[Element and region data]

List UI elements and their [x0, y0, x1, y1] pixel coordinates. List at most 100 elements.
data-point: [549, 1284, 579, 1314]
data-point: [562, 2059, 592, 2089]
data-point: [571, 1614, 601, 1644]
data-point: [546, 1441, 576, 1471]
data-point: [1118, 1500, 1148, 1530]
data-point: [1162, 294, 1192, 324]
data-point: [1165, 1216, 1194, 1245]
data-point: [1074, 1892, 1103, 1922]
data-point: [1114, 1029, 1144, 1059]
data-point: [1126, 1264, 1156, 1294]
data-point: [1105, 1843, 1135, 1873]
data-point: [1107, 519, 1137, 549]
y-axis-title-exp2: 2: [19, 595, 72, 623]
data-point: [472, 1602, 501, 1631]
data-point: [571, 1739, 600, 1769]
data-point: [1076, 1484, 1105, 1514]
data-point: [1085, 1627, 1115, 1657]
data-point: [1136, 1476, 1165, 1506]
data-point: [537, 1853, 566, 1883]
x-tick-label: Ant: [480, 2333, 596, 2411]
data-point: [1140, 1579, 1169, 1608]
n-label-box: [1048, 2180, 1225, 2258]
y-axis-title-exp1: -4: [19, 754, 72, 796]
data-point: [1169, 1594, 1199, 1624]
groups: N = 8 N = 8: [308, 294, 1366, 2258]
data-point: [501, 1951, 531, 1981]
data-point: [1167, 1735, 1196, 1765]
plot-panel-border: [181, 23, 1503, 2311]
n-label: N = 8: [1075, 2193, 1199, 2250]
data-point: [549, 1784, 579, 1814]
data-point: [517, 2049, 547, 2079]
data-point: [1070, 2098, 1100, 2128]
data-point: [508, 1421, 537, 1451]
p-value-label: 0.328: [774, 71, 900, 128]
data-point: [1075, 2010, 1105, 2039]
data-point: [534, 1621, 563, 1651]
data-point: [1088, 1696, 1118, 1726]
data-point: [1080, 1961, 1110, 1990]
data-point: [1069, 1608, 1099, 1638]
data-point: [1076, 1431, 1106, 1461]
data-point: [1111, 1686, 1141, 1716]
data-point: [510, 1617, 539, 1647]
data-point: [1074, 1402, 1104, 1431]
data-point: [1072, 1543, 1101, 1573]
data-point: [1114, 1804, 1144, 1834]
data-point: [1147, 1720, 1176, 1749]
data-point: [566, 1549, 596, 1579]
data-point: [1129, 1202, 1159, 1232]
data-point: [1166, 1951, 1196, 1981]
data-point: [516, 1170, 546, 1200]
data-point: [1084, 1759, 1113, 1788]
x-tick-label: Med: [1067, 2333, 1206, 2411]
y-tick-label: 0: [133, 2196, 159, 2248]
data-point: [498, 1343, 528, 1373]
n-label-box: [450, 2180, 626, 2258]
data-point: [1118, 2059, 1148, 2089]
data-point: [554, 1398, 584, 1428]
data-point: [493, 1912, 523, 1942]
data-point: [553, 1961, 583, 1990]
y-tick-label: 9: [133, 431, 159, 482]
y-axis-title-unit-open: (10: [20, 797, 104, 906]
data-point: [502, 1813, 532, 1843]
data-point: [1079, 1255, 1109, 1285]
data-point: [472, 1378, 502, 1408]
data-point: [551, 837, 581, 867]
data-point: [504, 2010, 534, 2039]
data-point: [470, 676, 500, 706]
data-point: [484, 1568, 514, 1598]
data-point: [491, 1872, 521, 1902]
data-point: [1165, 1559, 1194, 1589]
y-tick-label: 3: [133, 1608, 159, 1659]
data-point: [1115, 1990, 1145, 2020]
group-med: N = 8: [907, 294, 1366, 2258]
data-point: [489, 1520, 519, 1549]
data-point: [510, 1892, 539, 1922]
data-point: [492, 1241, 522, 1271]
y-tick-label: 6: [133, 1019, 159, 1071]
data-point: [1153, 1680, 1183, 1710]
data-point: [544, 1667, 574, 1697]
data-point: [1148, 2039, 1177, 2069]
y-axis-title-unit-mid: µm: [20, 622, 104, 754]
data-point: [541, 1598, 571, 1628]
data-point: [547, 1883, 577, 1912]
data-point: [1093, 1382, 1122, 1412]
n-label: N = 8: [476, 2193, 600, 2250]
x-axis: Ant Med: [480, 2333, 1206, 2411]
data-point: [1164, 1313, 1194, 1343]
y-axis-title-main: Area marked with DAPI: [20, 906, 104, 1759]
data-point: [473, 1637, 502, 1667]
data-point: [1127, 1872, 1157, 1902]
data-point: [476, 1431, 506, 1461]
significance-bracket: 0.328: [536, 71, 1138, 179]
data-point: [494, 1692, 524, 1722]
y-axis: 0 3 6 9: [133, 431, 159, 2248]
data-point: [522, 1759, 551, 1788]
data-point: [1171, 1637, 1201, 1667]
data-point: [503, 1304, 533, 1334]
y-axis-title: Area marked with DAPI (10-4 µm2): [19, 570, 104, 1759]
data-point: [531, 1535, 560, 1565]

● **WORK TO COMPLETE**: Present every line of the data above as a Markdown table with the columns "Row" and "Line," numbering the rows and leaving out blank lines.

● **REPLY TO THE EXERCISE**:
| Row | Line |
|---|---|
| 1 | List UI elements and their [x0, y0, x1, y1] pixel coordinates. List at most 100 elements. |
| 2 | data-point: [549, 1284, 579, 1314] |
| 3 | data-point: [562, 2059, 592, 2089] |
| 4 | data-point: [571, 1614, 601, 1644] |
| 5 | data-point: [546, 1441, 576, 1471] |
| 6 | data-point: [1118, 1500, 1148, 1530] |
| 7 | data-point: [1162, 294, 1192, 324] |
| 8 | data-point: [1165, 1216, 1194, 1245] |
| 9 | data-point: [1074, 1892, 1103, 1922] |
| 10 | data-point: [1114, 1029, 1144, 1059] |
| 11 | data-point: [1126, 1264, 1156, 1294] |
| 12 | data-point: [1105, 1843, 1135, 1873] |
| 13 | data-point: [1107, 519, 1137, 549] |
| 14 | y-axis-title-exp2: 2: [19, 595, 72, 623] |
| 15 | data-point: [472, 1602, 501, 1631] |
| 16 | data-point: [571, 1739, 600, 1769] |
| 17 | data-point: [1076, 1484, 1105, 1514] |
| 18 | data-point: [1085, 1627, 1115, 1657] |
| 19 | data-point: [1136, 1476, 1165, 1506] |
| 20 | data-point: [537, 1853, 566, 1883] |
| 21 | x-tick-label: Ant: [480, 2333, 596, 2411] |
| 22 | data-point: [1140, 1579, 1169, 1608] |
| 23 | n-label-box: [1048, 2180, 1225, 2258] |
| 24 | y-axis-title-exp1: -4: [19, 754, 72, 796] |
| 25 | data-point: [1169, 1594, 1199, 1624] |
| 26 | groups: N = 8 N = 8: [308, 294, 1366, 2258] |
| 27 | data-point: [501, 1951, 531, 1981] |
| 28 | data-point: [1167, 1735, 1196, 1765] |
| 29 | plot-panel-border: [181, 23, 1503, 2311] |
| 30 | n-label: N = 8: [1075, 2193, 1199, 2250] |
| 31 | data-point: [549, 1784, 579, 1814] |
| 32 | data-point: [517, 2049, 547, 2079] |
| 33 | data-point: [1070, 2098, 1100, 2128] |
| 34 | data-point: [508, 1421, 537, 1451] |
| 35 | p-value-label: 0.328: [774, 71, 900, 128] |
| 36 | data-point: [1075, 2010, 1105, 2039] |
| 37 | data-point: [534, 1621, 563, 1651] |
| 38 | data-point: [1088, 1696, 1118, 1726] |
| 39 | data-point: [1080, 1961, 1110, 1990] |
| 40 | data-point: [1069, 1608, 1099, 1638] |
| 41 | data-point: [1076, 1431, 1106, 1461] |
| 42 | data-point: [1111, 1686, 1141, 1716] |
| 43 | data-point: [510, 1617, 539, 1647] |
| 44 | data-point: [1074, 1402, 1104, 1431] |
| 45 | data-point: [1072, 1543, 1101, 1573] |
| 46 | data-point: [1114, 1804, 1144, 1834] |
| 47 | data-point: [1147, 1720, 1176, 1749] |
| 48 | data-point: [566, 1549, 596, 1579] |
| 49 | data-point: [1129, 1202, 1159, 1232] |
| 50 | data-point: [1166, 1951, 1196, 1981] |
| 51 | data-point: [516, 1170, 546, 1200] |
| 52 | data-point: [1084, 1759, 1113, 1788] |
| 53 | x-tick-label: Med: [1067, 2333, 1206, 2411] |
| 54 | y-tick-label: 0: [133, 2196, 159, 2248] |
| 55 | data-point: [498, 1343, 528, 1373] |
| 56 | n-label-box: [450, 2180, 626, 2258] |
| 57 | data-point: [1118, 2059, 1148, 2089] |
| 58 | data-point: [554, 1398, 584, 1428] |
| 59 | data-point: [493, 1912, 523, 1942] |
| 60 | data-point: [553, 1961, 583, 1990] |
| 61 | y-tick-label: 9: [133, 431, 159, 482] |
| 62 | y-axis-title-unit-open: (10: [20, 797, 104, 906] |
| 63 | data-point: [502, 1813, 532, 1843] |
| 64 | data-point: [1079, 1255, 1109, 1285] |
| 65 | data-point: [472, 1378, 502, 1408] |
| 66 | data-point: [551, 837, 581, 867] |
| 67 | data-point: [504, 2010, 534, 2039] |
| 68 | data-point: [470, 676, 500, 706] |
| 69 | data-point: [484, 1568, 514, 1598] |
| 70 | data-point: [491, 1872, 521, 1902] |
| 71 | data-point: [1165, 1559, 1194, 1589] |
| 72 | y-tick-label: 3: [133, 1608, 159, 1659] |
| 73 | data-point: [1115, 1990, 1145, 2020] |
| 74 | group-med: N = 8: [907, 294, 1366, 2258] |
| 75 | data-point: [489, 1520, 519, 1549] |
| 76 | data-point: [510, 1892, 539, 1922] |
| 77 | data-point: [492, 1241, 522, 1271] |
| 78 | y-tick-label: 6: [133, 1019, 159, 1071] |
| 79 | data-point: [1153, 1680, 1183, 1710] |
| 80 | data-point: [544, 1667, 574, 1697] |
| 81 | data-point: [1148, 2039, 1177, 2069] |
| 82 | y-axis-title-unit-mid: µm: [20, 622, 104, 754] |
| 83 | data-point: [541, 1598, 571, 1628] |
| 84 | data-point: [547, 1883, 577, 1912] |
| 85 | data-point: [1093, 1382, 1122, 1412] |
| 86 | n-label: N = 8: [476, 2193, 600, 2250] |
| 87 | x-axis: Ant Med: [480, 2333, 1206, 2411] |
| 88 | data-point: [1164, 1313, 1194, 1343] |
| 89 | y-axis-title-main: Area marked with DAPI: [20, 906, 104, 1759] |
| 90 | data-point: [473, 1637, 502, 1667] |
| 91 | data-point: [1127, 1872, 1157, 1902] |
| 92 | data-point: [476, 1431, 506, 1461] |
| 93 | significance-bracket: 0.328: [536, 71, 1138, 179] |
| 94 | data-point: [494, 1692, 524, 1722] |
| 95 | y-axis: 0 3 6 9: [133, 431, 159, 2248] |
| 96 | data-point: [522, 1759, 551, 1788] |
| 97 | data-point: [1171, 1637, 1201, 1667] |
| 98 | data-point: [503, 1304, 533, 1334] |
| 99 | y-axis-title: Area marked with DAPI (10-4 µm2): [19, 570, 104, 1759] |
| 100 | data-point: [531, 1535, 560, 1565] |